_Do this_
In the text on church attendance, which Bible verse is cited for God's warning not to forsake "the assembling of ourselves together"?

_Extract_
◇ ◇ ◇ ◇ ◇

In the initial period following the loss of one's spouse, life is often too chaotic or overwhelming to consider attending church services in person (although some women find it especially comforting to do so), and that's when it is such a blessing to be able to watch the services online. For me it was important to make the effort to go in person as soon as I could, just as a way to say thank you to God for all the help I received from Him in those initial days. And I find that that started a trend, because there hasn't been a week since when He hasn't done something amazing - usually on a daily basis! - that I want to express gratitude for! And so I go as often as I can.

So we can go to find comfort in our heartbreak. And we can go to thank and worship our faithful God. But perhaps church attendance is even more about simply being there for one another.

And suddenly I understood. The church gathering is just the pot of cream we dip our hearts into each week, a source of healing balm that we then use in our interactions with each other, rubbing it into our sore spots and open wounds...it is help for the hurting that we apply as we go and which heals our own hurts in the process. We come together for a joint encounter with God, Who promises that where two or three are gathered together in His Name, He is there in their midst. The worship releases and increases our love for Him, the preaching instructs and inspires us, and the social interactions are a way to give and receive ministry as part of the body of Christ. Just as I have three kinds of lotion or ointment on my nightstand that I choose between on any given night to give my fingers some relief, so do we have multiple ways to connect and interact with each other, depending on our personal preferences and needs. The important thing is that we find a source of help.

Perhaps when God warns us not to forsake “the assembling of ourselves together” (Hebrews 10:25), it's not because He wants to add another item to our over-loaded to-do lists, or to make us feel guilty for our failure in that area, nor because He is an overbearing father just giving commands because He is the Boss. He simply knows that none of us can make it through this life on our own... that we need each other to sooth the hurts and walk us through the broken places in our lives in this journey through a wounded and weary world. As always, He has a source of Help and Hope ready for our every need if we just make the effort to avail ourselves of it.

Is there no balm in Gilead? Is there no physician there?

Why then is there no healing for the wound of my people?”

◇ ◇ ◇ ◇ ◇

_Data rows_
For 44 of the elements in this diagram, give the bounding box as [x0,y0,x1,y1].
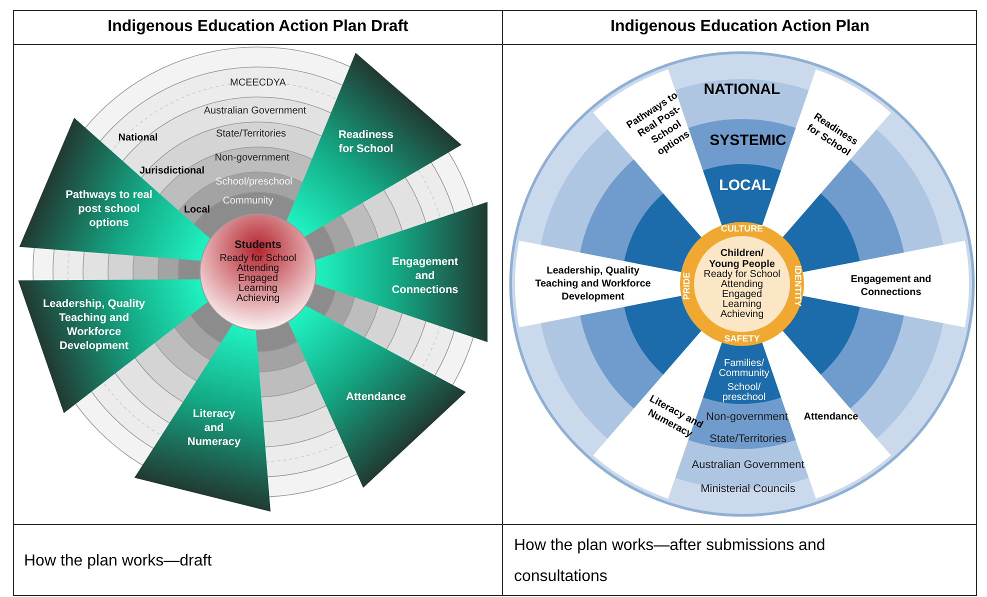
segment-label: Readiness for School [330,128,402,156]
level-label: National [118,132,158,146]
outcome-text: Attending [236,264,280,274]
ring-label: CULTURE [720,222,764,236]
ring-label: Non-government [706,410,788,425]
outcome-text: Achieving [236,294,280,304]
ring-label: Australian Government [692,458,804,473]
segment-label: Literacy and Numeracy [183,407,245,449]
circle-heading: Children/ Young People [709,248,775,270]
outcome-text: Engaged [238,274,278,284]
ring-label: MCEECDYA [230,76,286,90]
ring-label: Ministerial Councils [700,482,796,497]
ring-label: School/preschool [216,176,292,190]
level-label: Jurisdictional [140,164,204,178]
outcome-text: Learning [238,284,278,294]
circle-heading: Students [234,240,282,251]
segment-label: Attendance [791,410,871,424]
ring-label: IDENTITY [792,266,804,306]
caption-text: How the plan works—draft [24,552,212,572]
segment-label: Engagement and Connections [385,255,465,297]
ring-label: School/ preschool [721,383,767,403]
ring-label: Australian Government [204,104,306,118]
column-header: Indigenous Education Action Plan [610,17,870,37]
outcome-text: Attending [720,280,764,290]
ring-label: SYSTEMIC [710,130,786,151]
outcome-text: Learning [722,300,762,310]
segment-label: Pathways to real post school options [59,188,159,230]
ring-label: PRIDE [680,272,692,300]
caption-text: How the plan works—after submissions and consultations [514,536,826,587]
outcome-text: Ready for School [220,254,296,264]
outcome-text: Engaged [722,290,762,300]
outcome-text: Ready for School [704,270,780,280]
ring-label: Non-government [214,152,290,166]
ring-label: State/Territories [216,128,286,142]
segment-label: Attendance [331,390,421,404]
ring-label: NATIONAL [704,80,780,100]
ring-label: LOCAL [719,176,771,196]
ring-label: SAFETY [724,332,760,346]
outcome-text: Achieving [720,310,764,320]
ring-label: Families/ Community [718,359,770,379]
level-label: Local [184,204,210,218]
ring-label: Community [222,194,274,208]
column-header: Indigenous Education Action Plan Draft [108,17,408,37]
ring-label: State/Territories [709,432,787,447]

◇ ◇ ◇ ◇ ◇

_Task output_
Hebrews 10:25